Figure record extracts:
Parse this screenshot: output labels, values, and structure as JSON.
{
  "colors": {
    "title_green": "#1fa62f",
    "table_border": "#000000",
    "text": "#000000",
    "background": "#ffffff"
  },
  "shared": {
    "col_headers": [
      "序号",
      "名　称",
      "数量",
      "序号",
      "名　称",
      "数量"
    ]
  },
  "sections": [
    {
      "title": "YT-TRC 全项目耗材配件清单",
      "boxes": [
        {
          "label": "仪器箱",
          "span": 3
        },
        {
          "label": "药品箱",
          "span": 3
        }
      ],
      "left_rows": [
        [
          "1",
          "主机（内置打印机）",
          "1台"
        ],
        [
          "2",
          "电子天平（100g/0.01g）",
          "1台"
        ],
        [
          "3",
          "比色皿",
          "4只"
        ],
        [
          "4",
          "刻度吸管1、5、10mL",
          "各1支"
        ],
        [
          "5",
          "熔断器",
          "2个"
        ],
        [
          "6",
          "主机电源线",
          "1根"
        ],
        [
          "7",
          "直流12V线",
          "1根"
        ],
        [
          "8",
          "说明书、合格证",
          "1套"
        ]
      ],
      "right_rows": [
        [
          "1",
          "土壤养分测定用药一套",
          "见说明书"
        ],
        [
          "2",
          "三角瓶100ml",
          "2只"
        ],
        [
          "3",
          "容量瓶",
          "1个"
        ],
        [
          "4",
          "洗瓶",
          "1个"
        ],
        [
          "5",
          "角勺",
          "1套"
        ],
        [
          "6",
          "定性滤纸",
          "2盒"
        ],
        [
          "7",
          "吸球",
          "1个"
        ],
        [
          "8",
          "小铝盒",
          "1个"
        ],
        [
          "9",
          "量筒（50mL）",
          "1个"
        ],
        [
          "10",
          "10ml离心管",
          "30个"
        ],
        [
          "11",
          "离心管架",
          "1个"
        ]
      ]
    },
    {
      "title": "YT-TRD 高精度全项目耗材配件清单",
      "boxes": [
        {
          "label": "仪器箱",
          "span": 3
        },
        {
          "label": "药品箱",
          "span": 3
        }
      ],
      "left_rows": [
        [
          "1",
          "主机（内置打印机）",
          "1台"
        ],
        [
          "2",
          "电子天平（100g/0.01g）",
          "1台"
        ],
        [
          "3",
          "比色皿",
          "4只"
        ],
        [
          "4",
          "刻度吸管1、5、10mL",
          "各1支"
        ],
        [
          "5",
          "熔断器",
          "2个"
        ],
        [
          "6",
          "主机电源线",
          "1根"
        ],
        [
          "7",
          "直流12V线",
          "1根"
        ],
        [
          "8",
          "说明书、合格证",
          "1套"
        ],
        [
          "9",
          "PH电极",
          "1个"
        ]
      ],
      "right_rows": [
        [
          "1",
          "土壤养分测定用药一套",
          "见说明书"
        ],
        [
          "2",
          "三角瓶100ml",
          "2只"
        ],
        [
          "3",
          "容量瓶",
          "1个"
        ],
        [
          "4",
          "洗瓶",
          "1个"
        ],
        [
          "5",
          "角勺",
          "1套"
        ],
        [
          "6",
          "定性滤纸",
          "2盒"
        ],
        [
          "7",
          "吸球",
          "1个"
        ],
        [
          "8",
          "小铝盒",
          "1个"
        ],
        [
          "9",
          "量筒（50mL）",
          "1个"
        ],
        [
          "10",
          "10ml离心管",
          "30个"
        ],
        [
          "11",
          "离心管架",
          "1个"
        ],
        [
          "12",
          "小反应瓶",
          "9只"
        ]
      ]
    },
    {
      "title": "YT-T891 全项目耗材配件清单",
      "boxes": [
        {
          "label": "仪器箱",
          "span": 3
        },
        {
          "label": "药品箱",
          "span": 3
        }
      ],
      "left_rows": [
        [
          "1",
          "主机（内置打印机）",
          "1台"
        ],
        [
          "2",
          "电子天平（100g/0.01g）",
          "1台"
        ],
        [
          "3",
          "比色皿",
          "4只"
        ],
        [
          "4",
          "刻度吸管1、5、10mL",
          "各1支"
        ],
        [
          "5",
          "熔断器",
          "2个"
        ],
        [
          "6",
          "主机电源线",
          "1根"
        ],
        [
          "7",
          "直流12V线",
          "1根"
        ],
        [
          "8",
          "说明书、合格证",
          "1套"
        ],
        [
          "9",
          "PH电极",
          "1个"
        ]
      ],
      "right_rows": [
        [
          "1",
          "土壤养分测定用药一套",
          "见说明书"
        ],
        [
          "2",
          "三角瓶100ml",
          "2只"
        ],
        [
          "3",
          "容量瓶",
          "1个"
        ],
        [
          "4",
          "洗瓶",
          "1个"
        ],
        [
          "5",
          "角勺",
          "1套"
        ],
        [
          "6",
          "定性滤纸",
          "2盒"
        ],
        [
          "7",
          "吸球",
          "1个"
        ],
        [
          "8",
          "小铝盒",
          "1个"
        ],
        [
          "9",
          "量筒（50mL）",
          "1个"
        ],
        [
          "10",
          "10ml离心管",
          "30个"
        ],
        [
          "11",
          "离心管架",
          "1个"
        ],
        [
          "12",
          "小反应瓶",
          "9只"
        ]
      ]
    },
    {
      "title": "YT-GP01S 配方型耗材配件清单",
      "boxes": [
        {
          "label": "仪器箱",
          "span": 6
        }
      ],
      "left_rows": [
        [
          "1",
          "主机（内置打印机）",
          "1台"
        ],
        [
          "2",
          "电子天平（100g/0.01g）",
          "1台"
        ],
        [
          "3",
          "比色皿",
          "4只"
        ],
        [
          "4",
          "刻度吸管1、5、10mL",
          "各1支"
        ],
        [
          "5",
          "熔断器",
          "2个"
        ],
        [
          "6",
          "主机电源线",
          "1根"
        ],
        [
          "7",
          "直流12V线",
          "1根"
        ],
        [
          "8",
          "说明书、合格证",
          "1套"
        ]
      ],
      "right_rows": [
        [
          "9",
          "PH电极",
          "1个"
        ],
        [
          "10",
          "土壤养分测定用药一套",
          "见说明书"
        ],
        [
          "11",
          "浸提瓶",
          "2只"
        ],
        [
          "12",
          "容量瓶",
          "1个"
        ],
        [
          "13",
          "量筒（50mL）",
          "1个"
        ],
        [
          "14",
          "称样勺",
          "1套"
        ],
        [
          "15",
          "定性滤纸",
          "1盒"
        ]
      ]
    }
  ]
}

# What needs to be done
Transcribe every entry verbatim.

# Solution for this task
Parse this screenshot: output labels, values, and structure as JSON.
{
  "colors": {
    "title_green": "#1fa62f",
    "table_border": "#000000",
    "text": "#000000",
    "background": "#ffffff"
  },
  "shared": {
    "col_headers": [
      "序号",
      "名　称",
      "数量",
      "序号",
      "名　称",
      "数量"
    ]
  },
  "sections": [
    {
      "title": "YT-TRC 全项目耗材配件清单",
      "boxes": [
        {
          "label": "仪器箱",
          "span": 3
        },
        {
          "label": "药品箱",
          "span": 3
        }
      ],
      "left_rows": [
        [
          "1",
          "主机（内置打印机）",
          "1台"
        ],
        [
          "2",
          "电子天平（100g/0.01g）",
          "1台"
        ],
        [
          "3",
          "比色皿",
          "4只"
        ],
        [
          "4",
          "刻度吸管1、5、10mL",
          "各1支"
        ],
        [
          "5",
          "熔断器",
          "2个"
        ],
        [
          "6",
          "主机电源线",
          "1根"
        ],
        [
          "7",
          "直流12V线",
          "1根"
        ],
        [
          "8",
          "说明书、合格证",
          "1套"
        ]
      ],
      "right_rows": [
        [
          "1",
          "土壤养分测定用药一套",
          "见说明书"
        ],
        [
          "2",
          "三角瓶100ml",
          "2只"
        ],
        [
          "3",
          "容量瓶",
          "1个"
        ],
        [
          "4",
          "洗瓶",
          "1个"
        ],
        [
          "5",
          "角勺",
          "1套"
        ],
        [
          "6",
          "定性滤纸",
          "2盒"
        ],
        [
          "7",
          "吸球",
          "1个"
        ],
        [
          "8",
          "小铝盒",
          "1个"
        ],
        [
          "9",
          "量筒（50mL）",
          "1个"
        ],
        [
          "10",
          "10ml离心管",
          "30个"
        ],
        [
          "11",
          "离心管架",
          "1个"
        ]
      ]
    },
    {
      "title": "YT-TRD 高精度全项目耗材配件清单",
      "boxes": [
        {
          "label": "仪器箱",
          "span": 3
        },
        {
          "label": "药品箱",
          "span": 3
        }
      ],
      "left_rows": [
        [
          "1",
          "主机（内置打印机）",
          "1台"
        ],
        [
          "2",
          "电子天平（100g/0.01g）",
          "1台"
        ],
        [
          "3",
          "比色皿",
          "4只"
        ],
        [
          "4",
          "刻度吸管1、5、10mL",
          "各1支"
        ],
        [
          "5",
          "熔断器",
          "2个"
        ],
        [
          "6",
          "主机电源线",
          "1根"
        ],
        [
          "7",
          "直流12V线",
          "1根"
        ],
        [
          "8",
          "说明书、合格证",
          "1套"
        ],
        [
          "9",
          "PH电极",
          "1个"
        ]
      ],
      "right_rows": [
        [
          "1",
          "土壤养分测定用药一套",
          "见说明书"
        ],
        [
          "2",
          "三角瓶100ml",
          "2只"
        ],
        [
          "3",
          "容量瓶",
          "1个"
        ],
        [
          "4",
          "洗瓶",
          "1个"
        ],
        [
          "5",
          "角勺",
          "1套"
        ],
        [
          "6",
          "定性滤纸",
          "2盒"
        ],
        [
          "7",
          "吸球",
          "1个"
        ],
        [
          "8",
          "小铝盒",
          "1个"
        ],
        [
          "9",
          "量筒（50mL）",
          "1个"
        ],
        [
          "10",
          "10ml离心管",
          "30个"
        ],
        [
          "11",
          "离心管架",
          "1个"
        ],
        [
          "12",
          "小反应瓶",
          "9只"
        ]
      ]
    },
    {
      "title": "YT-T891 全项目耗材配件清单",
      "boxes": [
        {
          "label": "仪器箱",
          "span": 3
        },
        {
          "label": "药品箱",
          "span": 3
        }
      ],
      "left_rows": [
        [
          "1",
          "主机（内置打印机）",
          "1台"
        ],
        [
          "2",
          "电子天平（100g/0.01g）",
          "1台"
        ],
        [
          "3",
          "比色皿",
          "4只"
        ],
        [
          "4",
          "刻度吸管1、5、10mL",
          "各1支"
        ],
        [
          "5",
          "熔断器",
          "2个"
        ],
        [
          "6",
          "主机电源线",
          "1根"
        ],
        [
          "7",
          "直流12V线",
          "1根"
        ],
        [
          "8",
          "说明书、合格证",
          "1套"
        ],
        [
          "9",
          "PH电极",
          "1个"
        ]
      ],
      "right_rows": [
        [
          "1",
          "土壤养分测定用药一套",
          "见说明书"
        ],
        [
          "2",
          "三角瓶100ml",
          "2只"
        ],
        [
          "3",
          "容量瓶",
          "1个"
        ],
        [
          "4",
          "洗瓶",
          "1个"
        ],
        [
          "5",
          "角勺",
          "1套"
        ],
        [
          "6",
          "定性滤纸",
          "2盒"
        ],
        [
          "7",
          "吸球",
          "1个"
        ],
        [
          "8",
          "小铝盒",
          "1个"
        ],
        [
          "9",
          "量筒（50mL）",
          "1个"
        ],
        [
          "10",
          "10ml离心管",
          "30个"
        ],
        [
          "11",
          "离心管架",
          "1个"
        ],
        [
          "12",
          "小反应瓶",
          "9只"
        ]
      ]
    },
    {
      "title": "YT-GP01S 配方型耗材配件清单",
      "boxes": [
        {
          "label": "仪器箱",
          "span": 6
        }
      ],
      "left_rows": [
        [
          "1",
          "主机（内置打印机）",
          "1台"
        ],
        [
          "2",
          "电子天平（100g/0.01g）",
          "1台"
        ],
        [
          "3",
          "比色皿",
          "4只"
        ],
        [
          "4",
          "刻度吸管1、5、10mL",
          "各1支"
        ],
        [
          "5",
          "熔断器",
          "2个"
        ],
        [
          "6",
          "主机电源线",
          "1根"
        ],
        [
          "7",
          "直流12V线",
          "1根"
        ],
        [
          "8",
          "说明书、合格证",
          "1套"
        ]
      ],
      "right_rows": [
        [
          "9",
          "PH电极",
          "1个"
        ],
        [
          "10",
          "土壤养分测定用药一套",
          "见说明书"
        ],
        [
          "11",
          "浸提瓶",
          "2只"
        ],
        [
          "12",
          "容量瓶",
          "1个"
        ],
        [
          "13",
          "量筒（50mL）",
          "1个"
        ],
        [
          "14",
          "称样勺",
          "1套"
        ],
        [
          "15",
          "定性滤纸",
          "1盒"
        ]
      ]
    }
  ]
}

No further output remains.